STATED TASK:
Identify every line in the records below that contains the word "tanúsítványa", and reproduce each one.

SOURCE DATA:
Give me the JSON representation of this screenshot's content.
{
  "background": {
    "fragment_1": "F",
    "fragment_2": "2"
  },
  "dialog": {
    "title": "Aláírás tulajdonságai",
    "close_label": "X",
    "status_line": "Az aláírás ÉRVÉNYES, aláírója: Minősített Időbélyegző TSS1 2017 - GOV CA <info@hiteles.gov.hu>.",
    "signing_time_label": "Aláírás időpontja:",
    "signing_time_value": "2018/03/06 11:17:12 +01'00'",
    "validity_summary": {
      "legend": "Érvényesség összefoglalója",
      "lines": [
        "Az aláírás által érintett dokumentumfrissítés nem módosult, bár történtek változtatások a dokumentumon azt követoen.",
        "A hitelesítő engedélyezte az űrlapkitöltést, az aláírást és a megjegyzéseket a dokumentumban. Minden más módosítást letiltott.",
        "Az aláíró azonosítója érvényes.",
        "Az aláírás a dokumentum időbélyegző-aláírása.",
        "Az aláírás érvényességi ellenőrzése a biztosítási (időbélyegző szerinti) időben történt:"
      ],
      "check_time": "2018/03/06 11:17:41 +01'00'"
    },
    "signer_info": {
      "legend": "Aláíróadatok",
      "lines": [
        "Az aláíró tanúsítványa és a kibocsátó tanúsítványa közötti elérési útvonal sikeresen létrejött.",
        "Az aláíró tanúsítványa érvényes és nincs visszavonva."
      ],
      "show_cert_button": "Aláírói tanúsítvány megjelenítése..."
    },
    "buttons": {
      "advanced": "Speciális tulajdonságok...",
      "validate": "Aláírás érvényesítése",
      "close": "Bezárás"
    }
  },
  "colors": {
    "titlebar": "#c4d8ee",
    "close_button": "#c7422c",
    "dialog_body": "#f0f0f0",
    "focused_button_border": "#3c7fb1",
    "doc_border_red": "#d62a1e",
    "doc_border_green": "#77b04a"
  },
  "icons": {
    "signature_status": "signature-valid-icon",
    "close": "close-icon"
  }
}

==

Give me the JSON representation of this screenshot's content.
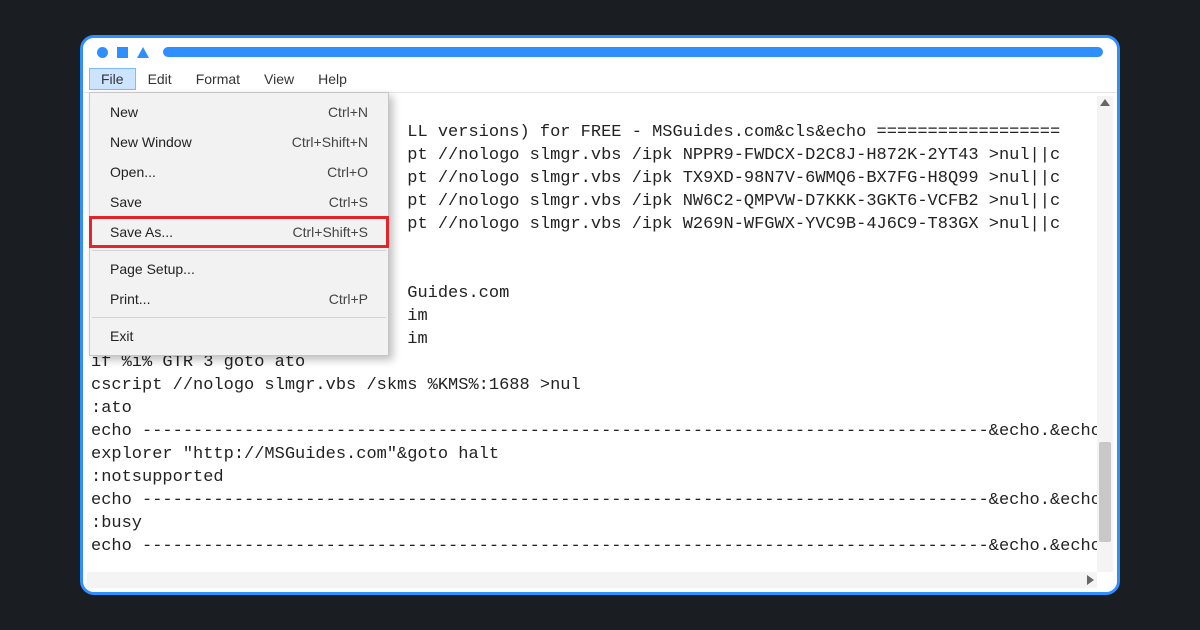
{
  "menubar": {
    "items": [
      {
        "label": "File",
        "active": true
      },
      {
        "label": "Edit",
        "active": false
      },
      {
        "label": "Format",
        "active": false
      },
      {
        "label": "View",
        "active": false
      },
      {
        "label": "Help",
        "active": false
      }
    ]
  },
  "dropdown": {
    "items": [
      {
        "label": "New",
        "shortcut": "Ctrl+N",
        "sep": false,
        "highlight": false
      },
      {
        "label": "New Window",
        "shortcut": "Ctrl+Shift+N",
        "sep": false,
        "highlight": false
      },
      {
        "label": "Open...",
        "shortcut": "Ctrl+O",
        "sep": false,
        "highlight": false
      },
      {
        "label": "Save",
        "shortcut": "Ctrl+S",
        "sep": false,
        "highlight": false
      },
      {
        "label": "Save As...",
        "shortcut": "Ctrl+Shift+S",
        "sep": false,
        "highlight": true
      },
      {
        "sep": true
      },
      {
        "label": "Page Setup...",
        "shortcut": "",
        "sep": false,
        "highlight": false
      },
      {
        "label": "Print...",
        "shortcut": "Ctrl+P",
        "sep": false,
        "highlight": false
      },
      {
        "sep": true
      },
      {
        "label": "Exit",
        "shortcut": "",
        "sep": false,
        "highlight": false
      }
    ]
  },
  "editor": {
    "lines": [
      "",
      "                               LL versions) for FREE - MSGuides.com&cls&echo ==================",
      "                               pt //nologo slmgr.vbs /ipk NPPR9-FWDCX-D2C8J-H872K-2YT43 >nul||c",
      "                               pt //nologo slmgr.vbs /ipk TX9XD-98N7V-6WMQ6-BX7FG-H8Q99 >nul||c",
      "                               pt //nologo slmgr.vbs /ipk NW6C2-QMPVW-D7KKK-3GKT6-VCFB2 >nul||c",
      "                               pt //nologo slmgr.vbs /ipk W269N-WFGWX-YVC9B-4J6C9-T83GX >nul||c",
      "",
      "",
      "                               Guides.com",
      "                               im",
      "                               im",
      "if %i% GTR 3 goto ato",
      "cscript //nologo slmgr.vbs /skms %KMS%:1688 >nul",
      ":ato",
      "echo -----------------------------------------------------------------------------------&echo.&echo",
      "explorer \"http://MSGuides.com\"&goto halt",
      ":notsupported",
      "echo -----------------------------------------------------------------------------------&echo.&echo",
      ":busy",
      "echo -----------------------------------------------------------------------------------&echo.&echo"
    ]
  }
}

RESULT OF THE TASK:
        "Az aláíró tanúsítványa és a kibocsátó tanúsítványa közötti elérési útvonal sikeresen létrejött.",
        "Az aláíró tanúsítványa érvényes és nincs visszavonva."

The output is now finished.